Só 0,44% da área plantada de soja em Mato Grosso do Sul é coberta por seguro, valor inferior ao da safra passada
A seca histórica que atingiu Mato Grosso do Sul no ano passado trouxe resultados devastadores, especialmente no sul do Estado, onde perdas de até 70% nas lavouras foram registradas.
Ainda assim, a busca pelo seguro rural foi menor no atual ciclo do que na última safra.
Entre outubro e dezembro de 2024, os produtores rurais firmaram 669 contratos para a safra atual, cobrindo 19 mil hectares e totalizando R$ 74 milhões em valores segurados, conforme dados do Ministério da Agricultura e Pecuária.
Nesse período, 34 contratos foram acionados, representando R$ 3,9 milhões em pedidos de indenização por perdas em 967 hectares.
O total segurado para o atual ciclo em MS representa apenas 0,44% da área plantada com soja no Estado, cuja estimativa é de 4,5 milhões de hectares. Apesar dos números alarmantes, a situação pode ser ainda mais grave, pois os dados relativos a este mês ainda não foram contabilizados.
No mesmo período de 2023, o número de contratos de seguro foi maior, totalizando 711, cobrindo 25 mil hectares e somando R$ 91 milhões em valores segurados. Naquele ano, 358 contratos foram acionados, dos quais 320 foram deferidos, resultando em R$ 33 milhões de indenizações para 13 mil hectares.
CAPACIDADE FINANCEIRA
Corretor especialista em Seguro Agrícola, Felipe Sevignini Mendes explica esse cenário paradoxal.
“A menor procura por seguros em 2024 está ligada à capacidade financeira reduzida dos produtores, que enfrentaram safras difíceis e optaram por cortar custos, mesmo com as perdas climáticas mais severas”, pontua.
Mendes acrescenta que, até dezembro de 2024, o andamento da safra foi relativamente estável, mas a ausência de chuvas e a persistência do calor extremo no fim do ano agravaram os prejuízos.

====

- **Tarefas escritas**:
(a) De acordo com o texto sobre o seguro da soja, quantos contratos os produtores firmaram entre outubro e dezembro de 2024?
(b) Diga se cada afirmação concorda com o texto sobre o seguro da soja, respondendo sim ou não e citando as palavras do texto que decidem: (i) em 2023, 320 dos contratos acionados foram deferidos; (ii) a área plantada com soja em Mato Grosso do Sul é estimada em 19 mil hectares; (iii) as perdas de até 70% nas lavouras ocorreram principalmente no norte do Estado.
(c) Transcreva do texto sobre o seguro da soja o trecho que começa em "Nesse período, 34" e segue até "esse cenário paradoxal.".

- **Seção de dados**:
====

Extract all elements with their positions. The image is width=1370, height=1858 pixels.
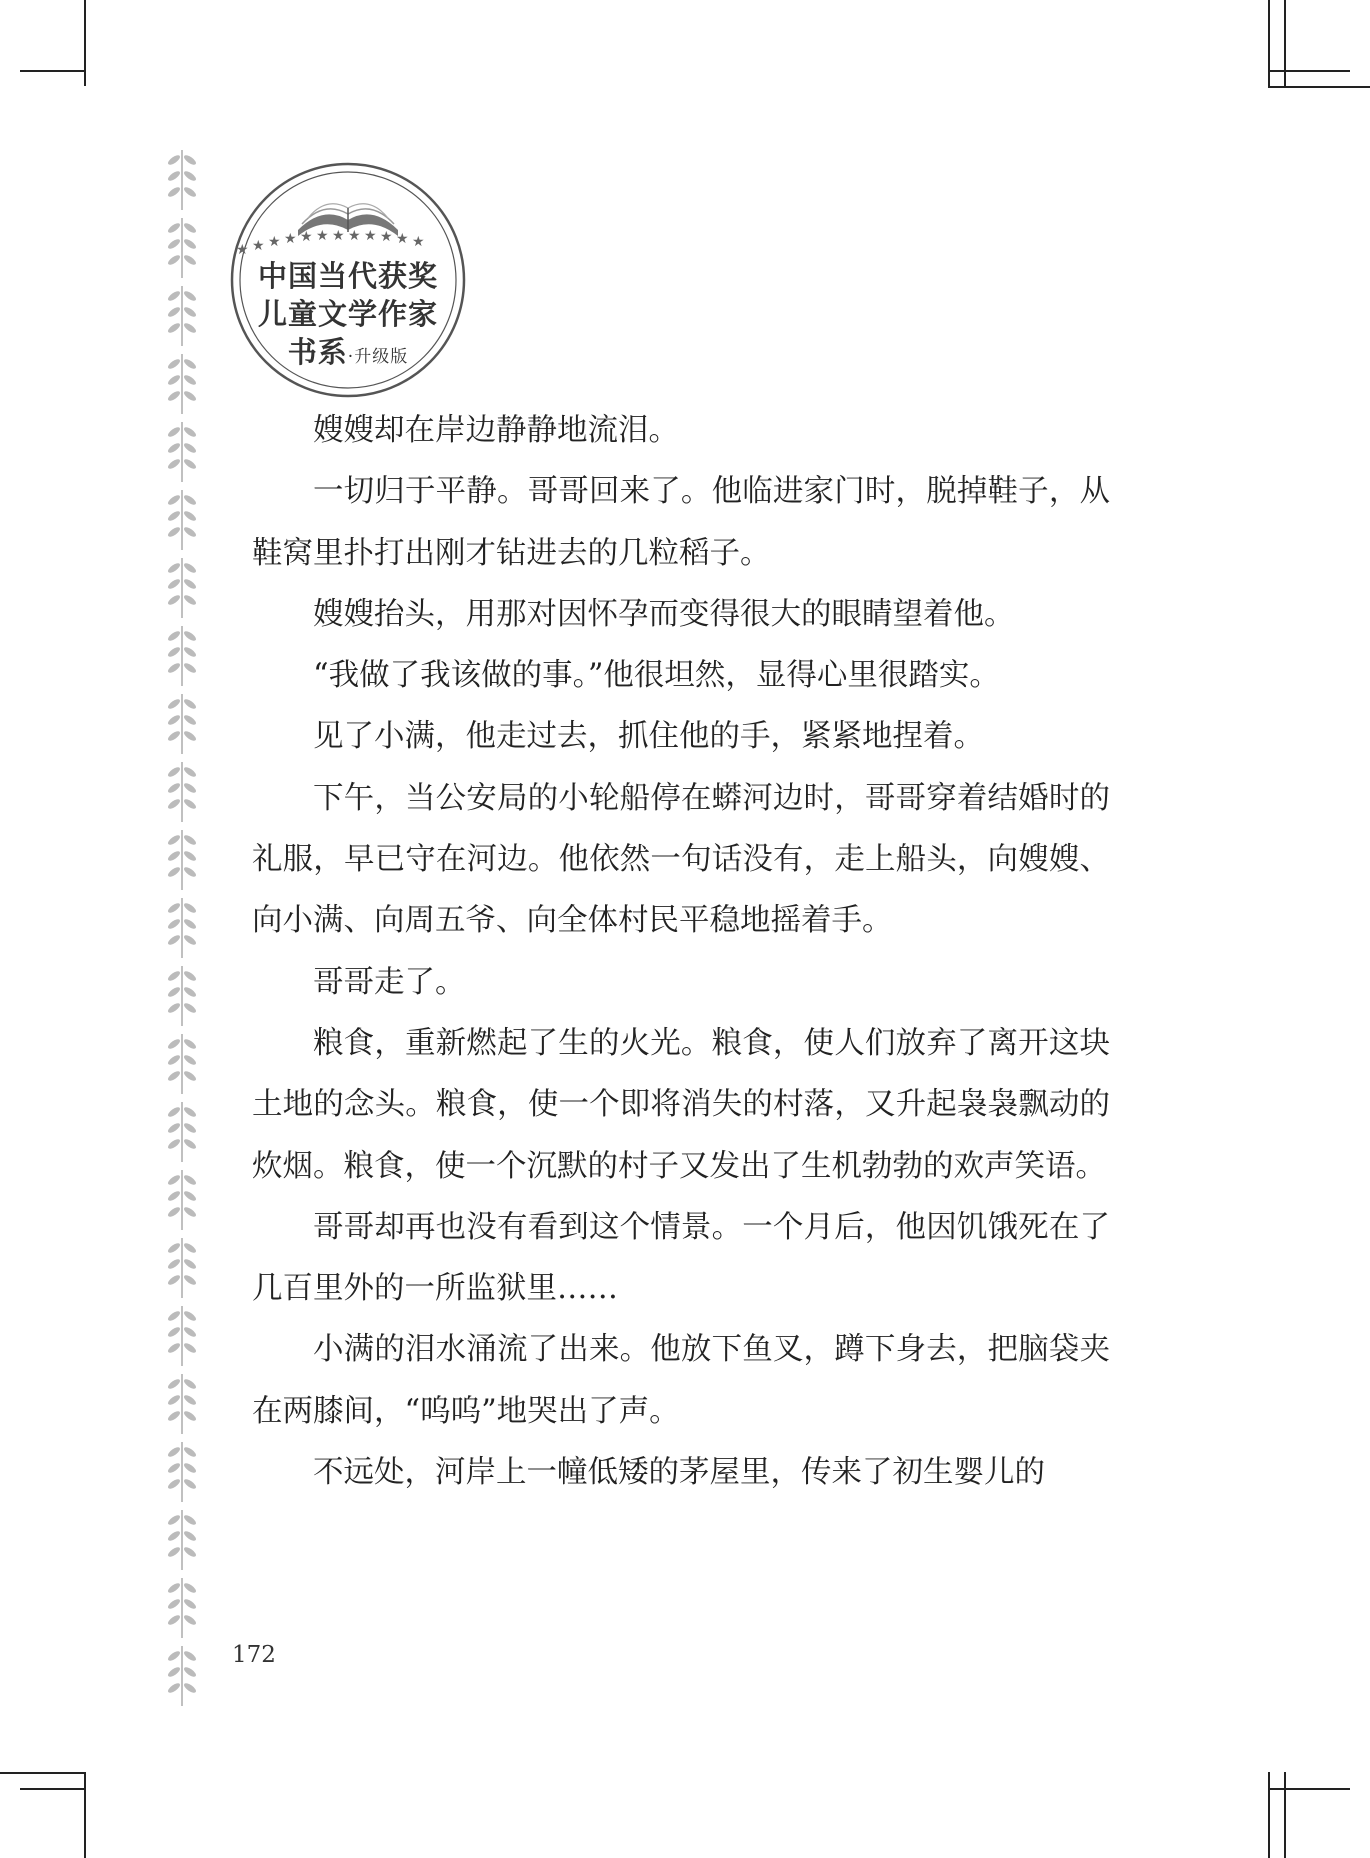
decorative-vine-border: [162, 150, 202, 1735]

====

- **Respostas por tarefa**:
(a) 669 contratos.

(b)
(i) Sim: "dos quais 320 foram deferidos".
(ii) Não: "cuja estimativa é de 4,5 milhões de hectares".
(iii) Não: "especialmente no sul do Estado, onde perdas de até 70% nas lavouras foram registradas".

(c)
Nesse período, 34 contratos foram acionados, representando R$ 3,9 milhões em pedidos de indenização por perdas em 967 hectares.
O total segurado para o atual ciclo em MS representa apenas 0,44% da área plantada com soja no Estado, cuja estimativa é de 4,5 milhões de hectares. Apesar dos números alarmantes, a situação pode ser ainda mais grave, pois os dados relativos a este mês ainda não foram contabilizados.
No mesmo período de 2023, o número de contratos de seguro foi maior, totalizando 711, cobrindo 25 mil hectares e somando R$ 91 milhões em valores segurados. Naquele ano, 358 contratos foram acionados, dos quais 320 foram deferidos, resultando em R$ 33 milhões de indenizações para 13 mil hectares.
CAPACIDADE FINANCEIRA
Corretor especialista em Seguro Agrícola, Felipe Sevignini Mendes explica esse cenário paradoxal.